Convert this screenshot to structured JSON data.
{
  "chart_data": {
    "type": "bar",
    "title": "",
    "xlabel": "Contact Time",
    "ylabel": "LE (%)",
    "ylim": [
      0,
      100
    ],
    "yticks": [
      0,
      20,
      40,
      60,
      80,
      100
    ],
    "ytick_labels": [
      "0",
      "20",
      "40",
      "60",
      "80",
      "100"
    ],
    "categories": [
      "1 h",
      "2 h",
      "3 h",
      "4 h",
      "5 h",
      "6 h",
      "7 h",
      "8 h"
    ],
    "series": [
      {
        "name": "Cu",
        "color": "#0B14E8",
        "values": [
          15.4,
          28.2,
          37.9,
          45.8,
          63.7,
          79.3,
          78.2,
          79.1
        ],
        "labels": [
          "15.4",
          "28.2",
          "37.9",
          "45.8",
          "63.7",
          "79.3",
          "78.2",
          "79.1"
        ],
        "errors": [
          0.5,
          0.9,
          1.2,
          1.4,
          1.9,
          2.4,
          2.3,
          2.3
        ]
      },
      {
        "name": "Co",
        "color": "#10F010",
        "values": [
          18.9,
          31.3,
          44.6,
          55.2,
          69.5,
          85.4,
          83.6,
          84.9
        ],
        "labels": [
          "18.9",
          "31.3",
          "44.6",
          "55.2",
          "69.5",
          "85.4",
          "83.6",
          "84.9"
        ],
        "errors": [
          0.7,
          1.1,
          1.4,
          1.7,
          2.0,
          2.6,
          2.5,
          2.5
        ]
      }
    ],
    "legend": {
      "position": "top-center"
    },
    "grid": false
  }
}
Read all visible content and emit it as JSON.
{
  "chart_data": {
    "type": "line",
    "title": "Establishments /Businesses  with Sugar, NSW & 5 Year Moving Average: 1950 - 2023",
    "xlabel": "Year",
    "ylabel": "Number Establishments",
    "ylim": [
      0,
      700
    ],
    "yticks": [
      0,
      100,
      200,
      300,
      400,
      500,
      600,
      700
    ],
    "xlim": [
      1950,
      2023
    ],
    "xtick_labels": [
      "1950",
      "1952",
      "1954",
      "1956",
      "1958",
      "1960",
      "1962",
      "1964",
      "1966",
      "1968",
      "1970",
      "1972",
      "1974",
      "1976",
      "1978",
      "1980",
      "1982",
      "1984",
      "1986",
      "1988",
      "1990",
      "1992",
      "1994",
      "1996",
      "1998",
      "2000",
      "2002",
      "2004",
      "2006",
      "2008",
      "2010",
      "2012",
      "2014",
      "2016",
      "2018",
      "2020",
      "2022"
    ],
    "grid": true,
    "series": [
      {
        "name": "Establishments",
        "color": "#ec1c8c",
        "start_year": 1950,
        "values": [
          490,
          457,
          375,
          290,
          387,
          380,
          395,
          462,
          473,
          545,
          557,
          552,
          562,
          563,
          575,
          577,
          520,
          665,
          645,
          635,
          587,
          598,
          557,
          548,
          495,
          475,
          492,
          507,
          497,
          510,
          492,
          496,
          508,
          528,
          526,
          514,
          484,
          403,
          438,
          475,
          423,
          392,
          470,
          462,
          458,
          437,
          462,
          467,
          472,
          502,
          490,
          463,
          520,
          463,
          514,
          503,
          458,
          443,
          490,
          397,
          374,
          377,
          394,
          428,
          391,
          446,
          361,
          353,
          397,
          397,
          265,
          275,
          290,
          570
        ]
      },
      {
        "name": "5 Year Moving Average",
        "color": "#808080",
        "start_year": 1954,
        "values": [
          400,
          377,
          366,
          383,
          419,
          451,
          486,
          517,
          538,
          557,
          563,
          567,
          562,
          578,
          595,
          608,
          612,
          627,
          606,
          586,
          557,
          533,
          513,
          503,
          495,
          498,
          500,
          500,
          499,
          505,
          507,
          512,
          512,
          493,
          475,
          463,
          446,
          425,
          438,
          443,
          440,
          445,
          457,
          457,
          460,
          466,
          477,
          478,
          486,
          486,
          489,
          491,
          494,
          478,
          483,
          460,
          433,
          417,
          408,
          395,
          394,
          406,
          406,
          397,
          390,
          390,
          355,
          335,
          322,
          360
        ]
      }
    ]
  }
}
####
REQUIREMENT: Print the material above once more, exactly.

ANSWER IN FULL:
Convert this screenshot to structured JSON data.
{
  "chart_data": {
    "type": "bar",
    "title": "",
    "xlabel": "Contact Time",
    "ylabel": "LE (%)",
    "ylim": [
      0,
      100
    ],
    "yticks": [
      0,
      20,
      40,
      60,
      80,
      100
    ],
    "ytick_labels": [
      "0",
      "20",
      "40",
      "60",
      "80",
      "100"
    ],
    "categories": [
      "1 h",
      "2 h",
      "3 h",
      "4 h",
      "5 h",
      "6 h",
      "7 h",
      "8 h"
    ],
    "series": [
      {
        "name": "Cu",
        "color": "#0B14E8",
        "values": [
          15.4,
          28.2,
          37.9,
          45.8,
          63.7,
          79.3,
          78.2,
          79.1
        ],
        "labels": [
          "15.4",
          "28.2",
          "37.9",
          "45.8",
          "63.7",
          "79.3",
          "78.2",
          "79.1"
        ],
        "errors": [
          0.5,
          0.9,
          1.2,
          1.4,
          1.9,
          2.4,
          2.3,
          2.3
        ]
      },
      {
        "name": "Co",
        "color": "#10F010",
        "values": [
          18.9,
          31.3,
          44.6,
          55.2,
          69.5,
          85.4,
          83.6,
          84.9
        ],
        "labels": [
          "18.9",
          "31.3",
          "44.6",
          "55.2",
          "69.5",
          "85.4",
          "83.6",
          "84.9"
        ],
        "errors": [
          0.7,
          1.1,
          1.4,
          1.7,
          2.0,
          2.6,
          2.5,
          2.5
        ]
      }
    ],
    "legend": {
      "position": "top-center"
    },
    "grid": false
  }
}
Read all visible content and emit it as JSON.
{
  "chart_data": {
    "type": "line",
    "title": "Establishments /Businesses  with Sugar, NSW & 5 Year Moving Average: 1950 - 2023",
    "xlabel": "Year",
    "ylabel": "Number Establishments",
    "ylim": [
      0,
      700
    ],
    "yticks": [
      0,
      100,
      200,
      300,
      400,
      500,
      600,
      700
    ],
    "xlim": [
      1950,
      2023
    ],
    "xtick_labels": [
      "1950",
      "1952",
      "1954",
      "1956",
      "1958",
      "1960",
      "1962",
      "1964",
      "1966",
      "1968",
      "1970",
      "1972",
      "1974",
      "1976",
      "1978",
      "1980",
      "1982",
      "1984",
      "1986",
      "1988",
      "1990",
      "1992",
      "1994",
      "1996",
      "1998",
      "2000",
      "2002",
      "2004",
      "2006",
      "2008",
      "2010",
      "2012",
      "2014",
      "2016",
      "2018",
      "2020",
      "2022"
    ],
    "grid": true,
    "series": [
      {
        "name": "Establishments",
        "color": "#ec1c8c",
        "start_year": 1950,
        "values": [
          490,
          457,
          375,
          290,
          387,
          380,
          395,
          462,
          473,
          545,
          557,
          552,
          562,
          563,
          575,
          577,
          520,
          665,
          645,
          635,
          587,
          598,
          557,
          548,
          495,
          475,
          492,
          507,
          497,
          510,
          492,
          496,
          508,
          528,
          526,
          514,
          484,
          403,
          438,
          475,
          423,
          392,
          470,
          462,
          458,
          437,
          462,
          467,
          472,
          502,
          490,
          463,
          520,
          463,
          514,
          503,
          458,
          443,
          490,
          397,
          374,
          377,
          394,
          428,
          391,
          446,
          361,
          353,
          397,
          397,
          265,
          275,
          290,
          570
        ]
      },
      {
        "name": "5 Year Moving Average",
        "color": "#808080",
        "start_year": 1954,
        "values": [
          400,
          377,
          366,
          383,
          419,
          451,
          486,
          517,
          538,
          557,
          563,
          567,
          562,
          578,
          595,
          608,
          612,
          627,
          606,
          586,
          557,
          533,
          513,
          503,
          495,
          498,
          500,
          500,
          499,
          505,
          507,
          512,
          512,
          493,
          475,
          463,
          446,
          425,
          438,
          443,
          440,
          445,
          457,
          457,
          460,
          466,
          477,
          478,
          486,
          486,
          489,
          491,
          494,
          478,
          483,
          460,
          433,
          417,
          408,
          395,
          394,
          406,
          406,
          397,
          390,
          390,
          355,
          335,
          322,
          360
        ]
      }
    ]
  }
}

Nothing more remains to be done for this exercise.